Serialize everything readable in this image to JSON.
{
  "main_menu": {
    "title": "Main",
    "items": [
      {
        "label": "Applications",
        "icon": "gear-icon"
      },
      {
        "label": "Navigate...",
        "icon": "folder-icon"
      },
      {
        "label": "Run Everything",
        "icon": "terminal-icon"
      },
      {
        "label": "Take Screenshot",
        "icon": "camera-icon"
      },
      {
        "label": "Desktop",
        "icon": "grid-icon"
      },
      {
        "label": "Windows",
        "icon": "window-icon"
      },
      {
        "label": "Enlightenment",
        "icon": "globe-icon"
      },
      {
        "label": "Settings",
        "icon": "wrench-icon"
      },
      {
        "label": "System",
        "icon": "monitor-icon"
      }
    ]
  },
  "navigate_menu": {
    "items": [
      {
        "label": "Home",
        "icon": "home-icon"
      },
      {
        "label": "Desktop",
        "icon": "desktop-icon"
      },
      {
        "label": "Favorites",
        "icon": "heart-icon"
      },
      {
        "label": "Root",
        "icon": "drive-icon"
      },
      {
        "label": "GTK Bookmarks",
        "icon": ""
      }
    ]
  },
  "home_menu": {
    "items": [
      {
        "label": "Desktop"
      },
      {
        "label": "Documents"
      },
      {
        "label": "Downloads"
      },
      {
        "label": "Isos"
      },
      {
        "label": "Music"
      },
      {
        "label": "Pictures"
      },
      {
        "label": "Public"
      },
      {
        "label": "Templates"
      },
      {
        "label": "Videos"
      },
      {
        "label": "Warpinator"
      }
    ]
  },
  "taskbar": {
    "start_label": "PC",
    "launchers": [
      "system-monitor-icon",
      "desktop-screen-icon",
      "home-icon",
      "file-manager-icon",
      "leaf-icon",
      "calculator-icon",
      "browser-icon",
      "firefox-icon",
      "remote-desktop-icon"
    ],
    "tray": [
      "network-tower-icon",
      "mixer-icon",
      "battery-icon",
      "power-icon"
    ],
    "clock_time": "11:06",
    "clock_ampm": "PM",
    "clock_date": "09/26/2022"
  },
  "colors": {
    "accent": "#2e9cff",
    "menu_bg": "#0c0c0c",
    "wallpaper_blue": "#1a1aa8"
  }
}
☆ ☆ ☆ ☆ ☆ ☆ ☆
■ **CHALLENGE**: Write the data back out verbatim.

■ **ANSWER TO THE EXERCISE**:
Serialize everything readable in this image to JSON.
{
  "main_menu": {
    "title": "Main",
    "items": [
      {
        "label": "Applications",
        "icon": "gear-icon"
      },
      {
        "label": "Navigate...",
        "icon": "folder-icon"
      },
      {
        "label": "Run Everything",
        "icon": "terminal-icon"
      },
      {
        "label": "Take Screenshot",
        "icon": "camera-icon"
      },
      {
        "label": "Desktop",
        "icon": "grid-icon"
      },
      {
        "label": "Windows",
        "icon": "window-icon"
      },
      {
        "label": "Enlightenment",
        "icon": "globe-icon"
      },
      {
        "label": "Settings",
        "icon": "wrench-icon"
      },
      {
        "label": "System",
        "icon": "monitor-icon"
      }
    ]
  },
  "navigate_menu": {
    "items": [
      {
        "label": "Home",
        "icon": "home-icon"
      },
      {
        "label": "Desktop",
        "icon": "desktop-icon"
      },
      {
        "label": "Favorites",
        "icon": "heart-icon"
      },
      {
        "label": "Root",
        "icon": "drive-icon"
      },
      {
        "label": "GTK Bookmarks",
        "icon": ""
      }
    ]
  },
  "home_menu": {
    "items": [
      {
        "label": "Desktop"
      },
      {
        "label": "Documents"
      },
      {
        "label": "Downloads"
      },
      {
        "label": "Isos"
      },
      {
        "label": "Music"
      },
      {
        "label": "Pictures"
      },
      {
        "label": "Public"
      },
      {
        "label": "Templates"
      },
      {
        "label": "Videos"
      },
      {
        "label": "Warpinator"
      }
    ]
  },
  "taskbar": {
    "start_label": "PC",
    "launchers": [
      "system-monitor-icon",
      "desktop-screen-icon",
      "home-icon",
      "file-manager-icon",
      "leaf-icon",
      "calculator-icon",
      "browser-icon",
      "firefox-icon",
      "remote-desktop-icon"
    ],
    "tray": [
      "network-tower-icon",
      "mixer-icon",
      "battery-icon",
      "power-icon"
    ],
    "clock_time": "11:06",
    "clock_ampm": "PM",
    "clock_date": "09/26/2022"
  },
  "colors": {
    "accent": "#2e9cff",
    "menu_bg": "#0c0c0c",
    "wallpaper_blue": "#1a1aa8"
  }
}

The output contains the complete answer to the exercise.